- _Stated task_
Return the listing below in full, with every line exactly as it is.

- _Records_

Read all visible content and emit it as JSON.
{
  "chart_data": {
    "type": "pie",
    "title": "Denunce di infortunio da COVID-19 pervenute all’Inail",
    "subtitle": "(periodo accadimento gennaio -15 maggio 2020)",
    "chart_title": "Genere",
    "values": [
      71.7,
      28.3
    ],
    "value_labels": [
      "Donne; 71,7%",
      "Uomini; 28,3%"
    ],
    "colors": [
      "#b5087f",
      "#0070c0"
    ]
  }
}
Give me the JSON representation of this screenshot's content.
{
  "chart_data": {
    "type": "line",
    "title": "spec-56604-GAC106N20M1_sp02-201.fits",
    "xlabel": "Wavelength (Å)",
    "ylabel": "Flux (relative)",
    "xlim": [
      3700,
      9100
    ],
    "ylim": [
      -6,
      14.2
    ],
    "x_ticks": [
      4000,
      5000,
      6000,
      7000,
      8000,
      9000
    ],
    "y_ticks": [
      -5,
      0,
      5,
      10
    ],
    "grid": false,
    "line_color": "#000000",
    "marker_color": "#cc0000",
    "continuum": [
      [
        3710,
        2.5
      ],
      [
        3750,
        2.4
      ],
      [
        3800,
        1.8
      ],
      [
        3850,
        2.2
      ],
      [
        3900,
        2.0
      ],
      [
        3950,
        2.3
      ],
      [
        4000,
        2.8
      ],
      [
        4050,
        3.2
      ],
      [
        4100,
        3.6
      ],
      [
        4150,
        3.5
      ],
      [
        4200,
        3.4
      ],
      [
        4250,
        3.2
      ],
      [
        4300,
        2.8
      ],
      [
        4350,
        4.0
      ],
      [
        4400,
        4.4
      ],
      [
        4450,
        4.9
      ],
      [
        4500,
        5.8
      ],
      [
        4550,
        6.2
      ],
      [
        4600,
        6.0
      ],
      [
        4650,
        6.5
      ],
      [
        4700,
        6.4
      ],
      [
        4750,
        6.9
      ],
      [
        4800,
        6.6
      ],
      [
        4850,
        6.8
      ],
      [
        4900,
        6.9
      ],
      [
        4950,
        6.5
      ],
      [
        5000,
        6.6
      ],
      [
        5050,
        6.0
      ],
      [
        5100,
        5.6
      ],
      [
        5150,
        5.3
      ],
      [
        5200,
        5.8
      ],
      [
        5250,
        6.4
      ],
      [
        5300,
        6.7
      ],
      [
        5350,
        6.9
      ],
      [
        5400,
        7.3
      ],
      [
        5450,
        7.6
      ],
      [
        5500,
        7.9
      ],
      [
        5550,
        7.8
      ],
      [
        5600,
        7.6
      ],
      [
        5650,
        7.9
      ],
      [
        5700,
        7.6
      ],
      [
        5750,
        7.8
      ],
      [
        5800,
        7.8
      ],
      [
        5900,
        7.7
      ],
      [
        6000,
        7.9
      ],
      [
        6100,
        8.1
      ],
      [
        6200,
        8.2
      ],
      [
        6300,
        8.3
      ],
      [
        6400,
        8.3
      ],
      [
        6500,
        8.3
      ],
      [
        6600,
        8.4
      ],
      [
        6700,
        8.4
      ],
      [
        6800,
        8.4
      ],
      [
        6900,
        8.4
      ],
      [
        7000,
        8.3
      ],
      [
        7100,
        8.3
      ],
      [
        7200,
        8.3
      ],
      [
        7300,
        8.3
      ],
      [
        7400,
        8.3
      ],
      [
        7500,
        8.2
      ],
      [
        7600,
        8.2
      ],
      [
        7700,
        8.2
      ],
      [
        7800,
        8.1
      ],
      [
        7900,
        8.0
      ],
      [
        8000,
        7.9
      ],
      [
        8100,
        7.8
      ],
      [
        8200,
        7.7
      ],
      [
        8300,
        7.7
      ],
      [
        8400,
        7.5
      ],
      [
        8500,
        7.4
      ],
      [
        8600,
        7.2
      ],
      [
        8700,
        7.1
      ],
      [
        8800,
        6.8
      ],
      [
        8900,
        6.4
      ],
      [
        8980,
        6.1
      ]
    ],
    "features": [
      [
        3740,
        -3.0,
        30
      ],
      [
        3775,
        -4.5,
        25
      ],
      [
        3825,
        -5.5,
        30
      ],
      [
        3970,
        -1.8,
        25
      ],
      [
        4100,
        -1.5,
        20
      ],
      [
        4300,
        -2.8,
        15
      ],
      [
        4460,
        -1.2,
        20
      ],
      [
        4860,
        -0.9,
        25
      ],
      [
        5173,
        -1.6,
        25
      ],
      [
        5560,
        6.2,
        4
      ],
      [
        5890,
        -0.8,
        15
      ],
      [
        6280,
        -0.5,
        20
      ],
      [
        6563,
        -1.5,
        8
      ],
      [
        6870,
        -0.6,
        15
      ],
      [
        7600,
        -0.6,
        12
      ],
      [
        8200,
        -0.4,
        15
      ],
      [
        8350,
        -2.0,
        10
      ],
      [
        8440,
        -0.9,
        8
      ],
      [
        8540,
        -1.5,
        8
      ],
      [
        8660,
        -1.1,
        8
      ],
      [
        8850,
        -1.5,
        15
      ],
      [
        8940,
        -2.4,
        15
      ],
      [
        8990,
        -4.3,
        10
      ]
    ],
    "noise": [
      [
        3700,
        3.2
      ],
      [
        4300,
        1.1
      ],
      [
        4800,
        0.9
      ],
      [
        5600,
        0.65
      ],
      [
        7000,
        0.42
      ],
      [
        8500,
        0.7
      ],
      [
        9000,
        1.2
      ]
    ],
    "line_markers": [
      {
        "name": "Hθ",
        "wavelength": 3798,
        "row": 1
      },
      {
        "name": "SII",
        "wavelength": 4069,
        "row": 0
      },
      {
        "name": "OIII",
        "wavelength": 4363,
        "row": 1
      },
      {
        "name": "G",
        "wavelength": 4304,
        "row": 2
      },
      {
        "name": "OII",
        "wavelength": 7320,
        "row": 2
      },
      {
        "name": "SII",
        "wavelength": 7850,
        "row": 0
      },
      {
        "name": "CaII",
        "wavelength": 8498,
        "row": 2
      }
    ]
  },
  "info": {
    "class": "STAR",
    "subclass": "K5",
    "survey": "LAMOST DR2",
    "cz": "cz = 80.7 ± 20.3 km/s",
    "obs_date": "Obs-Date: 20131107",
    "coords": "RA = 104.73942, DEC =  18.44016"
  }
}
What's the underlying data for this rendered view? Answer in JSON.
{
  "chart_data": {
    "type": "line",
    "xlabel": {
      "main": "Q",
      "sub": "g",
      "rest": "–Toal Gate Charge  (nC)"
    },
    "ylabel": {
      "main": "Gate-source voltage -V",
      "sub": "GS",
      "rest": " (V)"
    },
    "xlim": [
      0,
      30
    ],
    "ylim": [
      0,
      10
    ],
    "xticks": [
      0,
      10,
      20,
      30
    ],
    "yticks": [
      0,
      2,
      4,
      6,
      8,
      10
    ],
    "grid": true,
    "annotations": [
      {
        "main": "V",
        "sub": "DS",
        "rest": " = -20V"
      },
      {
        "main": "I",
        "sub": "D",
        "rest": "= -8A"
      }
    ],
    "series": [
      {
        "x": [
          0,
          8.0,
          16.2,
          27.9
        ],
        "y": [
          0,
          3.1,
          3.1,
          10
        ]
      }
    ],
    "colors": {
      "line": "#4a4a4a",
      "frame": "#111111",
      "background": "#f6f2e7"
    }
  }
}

- _Result_
Read all visible content and emit it as JSON.
{
  "chart_data": {
    "type": "pie",
    "title": "Denunce di infortunio da COVID-19 pervenute all’Inail",
    "subtitle": "(periodo accadimento gennaio -15 maggio 2020)",
    "chart_title": "Genere",
    "values": [
      71.7,
      28.3
    ],
    "value_labels": [
      "Donne; 71,7%",
      "Uomini; 28,3%"
    ],
    "colors": [
      "#b5087f",
      "#0070c0"
    ]
  }
}
Give me the JSON representation of this screenshot's content.
{
  "chart_data": {
    "type": "line",
    "title": "spec-56604-GAC106N20M1_sp02-201.fits",
    "xlabel": "Wavelength (Å)",
    "ylabel": "Flux (relative)",
    "xlim": [
      3700,
      9100
    ],
    "ylim": [
      -6,
      14.2
    ],
    "x_ticks": [
      4000,
      5000,
      6000,
      7000,
      8000,
      9000
    ],
    "y_ticks": [
      -5,
      0,
      5,
      10
    ],
    "grid": false,
    "line_color": "#000000",
    "marker_color": "#cc0000",
    "continuum": [
      [
        3710,
        2.5
      ],
      [
        3750,
        2.4
      ],
      [
        3800,
        1.8
      ],
      [
        3850,
        2.2
      ],
      [
        3900,
        2.0
      ],
      [
        3950,
        2.3
      ],
      [
        4000,
        2.8
      ],
      [
        4050,
        3.2
      ],
      [
        4100,
        3.6
      ],
      [
        4150,
        3.5
      ],
      [
        4200,
        3.4
      ],
      [
        4250,
        3.2
      ],
      [
        4300,
        2.8
      ],
      [
        4350,
        4.0
      ],
      [
        4400,
        4.4
      ],
      [
        4450,
        4.9
      ],
      [
        4500,
        5.8
      ],
      [
        4550,
        6.2
      ],
      [
        4600,
        6.0
      ],
      [
        4650,
        6.5
      ],
      [
        4700,
        6.4
      ],
      [
        4750,
        6.9
      ],
      [
        4800,
        6.6
      ],
      [
        4850,
        6.8
      ],
      [
        4900,
        6.9
      ],
      [
        4950,
        6.5
      ],
      [
        5000,
        6.6
      ],
      [
        5050,
        6.0
      ],
      [
        5100,
        5.6
      ],
      [
        5150,
        5.3
      ],
      [
        5200,
        5.8
      ],
      [
        5250,
        6.4
      ],
      [
        5300,
        6.7
      ],
      [
        5350,
        6.9
      ],
      [
        5400,
        7.3
      ],
      [
        5450,
        7.6
      ],
      [
        5500,
        7.9
      ],
      [
        5550,
        7.8
      ],
      [
        5600,
        7.6
      ],
      [
        5650,
        7.9
      ],
      [
        5700,
        7.6
      ],
      [
        5750,
        7.8
      ],
      [
        5800,
        7.8
      ],
      [
        5900,
        7.7
      ],
      [
        6000,
        7.9
      ],
      [
        6100,
        8.1
      ],
      [
        6200,
        8.2
      ],
      [
        6300,
        8.3
      ],
      [
        6400,
        8.3
      ],
      [
        6500,
        8.3
      ],
      [
        6600,
        8.4
      ],
      [
        6700,
        8.4
      ],
      [
        6800,
        8.4
      ],
      [
        6900,
        8.4
      ],
      [
        7000,
        8.3
      ],
      [
        7100,
        8.3
      ],
      [
        7200,
        8.3
      ],
      [
        7300,
        8.3
      ],
      [
        7400,
        8.3
      ],
      [
        7500,
        8.2
      ],
      [
        7600,
        8.2
      ],
      [
        7700,
        8.2
      ],
      [
        7800,
        8.1
      ],
      [
        7900,
        8.0
      ],
      [
        8000,
        7.9
      ],
      [
        8100,
        7.8
      ],
      [
        8200,
        7.7
      ],
      [
        8300,
        7.7
      ],
      [
        8400,
        7.5
      ],
      [
        8500,
        7.4
      ],
      [
        8600,
        7.2
      ],
      [
        8700,
        7.1
      ],
      [
        8800,
        6.8
      ],
      [
        8900,
        6.4
      ],
      [
        8980,
        6.1
      ]
    ],
    "features": [
      [
        3740,
        -3.0,
        30
      ],
      [
        3775,
        -4.5,
        25
      ],
      [
        3825,
        -5.5,
        30
      ],
      [
        3970,
        -1.8,
        25
      ],
      [
        4100,
        -1.5,
        20
      ],
      [
        4300,
        -2.8,
        15
      ],
      [
        4460,
        -1.2,
        20
      ],
      [
        4860,
        -0.9,
        25
      ],
      [
        5173,
        -1.6,
        25
      ],
      [
        5560,
        6.2,
        4
      ],
      [
        5890,
        -0.8,
        15
      ],
      [
        6280,
        -0.5,
        20
      ],
      [
        6563,
        -1.5,
        8
      ],
      [
        6870,
        -0.6,
        15
      ],
      [
        7600,
        -0.6,
        12
      ],
      [
        8200,
        -0.4,
        15
      ],
      [
        8350,
        -2.0,
        10
      ],
      [
        8440,
        -0.9,
        8
      ],
      [
        8540,
        -1.5,
        8
      ],
      [
        8660,
        -1.1,
        8
      ],
      [
        8850,
        -1.5,
        15
      ],
      [
        8940,
        -2.4,
        15
      ],
      [
        8990,
        -4.3,
        10
      ]
    ],
    "noise": [
      [
        3700,
        3.2
      ],
      [
        4300,
        1.1
      ],
      [
        4800,
        0.9
      ],
      [
        5600,
        0.65
      ],
      [
        7000,
        0.42
      ],
      [
        8500,
        0.7
      ],
      [
        9000,
        1.2
      ]
    ],
    "line_markers": [
      {
        "name": "Hθ",
        "wavelength": 3798,
        "row": 1
      },
      {
        "name": "SII",
        "wavelength": 4069,
        "row": 0
      },
      {
        "name": "OIII",
        "wavelength": 4363,
        "row": 1
      },
      {
        "name": "G",
        "wavelength": 4304,
        "row": 2
      },
      {
        "name": "OII",
        "wavelength": 7320,
        "row": 2
      },
      {
        "name": "SII",
        "wavelength": 7850,
        "row": 0
      },
      {
        "name": "CaII",
        "wavelength": 8498,
        "row": 2
      }
    ]
  },
  "info": {
    "class": "STAR",
    "subclass": "K5",
    "survey": "LAMOST DR2",
    "cz": "cz = 80.7 ± 20.3 km/s",
    "obs_date": "Obs-Date: 20131107",
    "coords": "RA = 104.73942, DEC =  18.44016"
  }
}
What's the underlying data for this rendered view? Answer in JSON.
{
  "chart_data": {
    "type": "line",
    "xlabel": {
      "main": "Q",
      "sub": "g",
      "rest": "–Toal Gate Charge  (nC)"
    },
    "ylabel": {
      "main": "Gate-source voltage -V",
      "sub": "GS",
      "rest": " (V)"
    },
    "xlim": [
      0,
      30
    ],
    "ylim": [
      0,
      10
    ],
    "xticks": [
      0,
      10,
      20,
      30
    ],
    "yticks": [
      0,
      2,
      4,
      6,
      8,
      10
    ],
    "grid": true,
    "annotations": [
      {
        "main": "V",
        "sub": "DS",
        "rest": " = -20V"
      },
      {
        "main": "I",
        "sub": "D",
        "rest": "= -8A"
      }
    ],
    "series": [
      {
        "x": [
          0,
          8.0,
          16.2,
          27.9
        ],
        "y": [
          0,
          3.1,
          3.1,
          10
        ]
      }
    ],
    "colors": {
      "line": "#4a4a4a",
      "frame": "#111111",
      "background": "#f6f2e7"
    }
  }
}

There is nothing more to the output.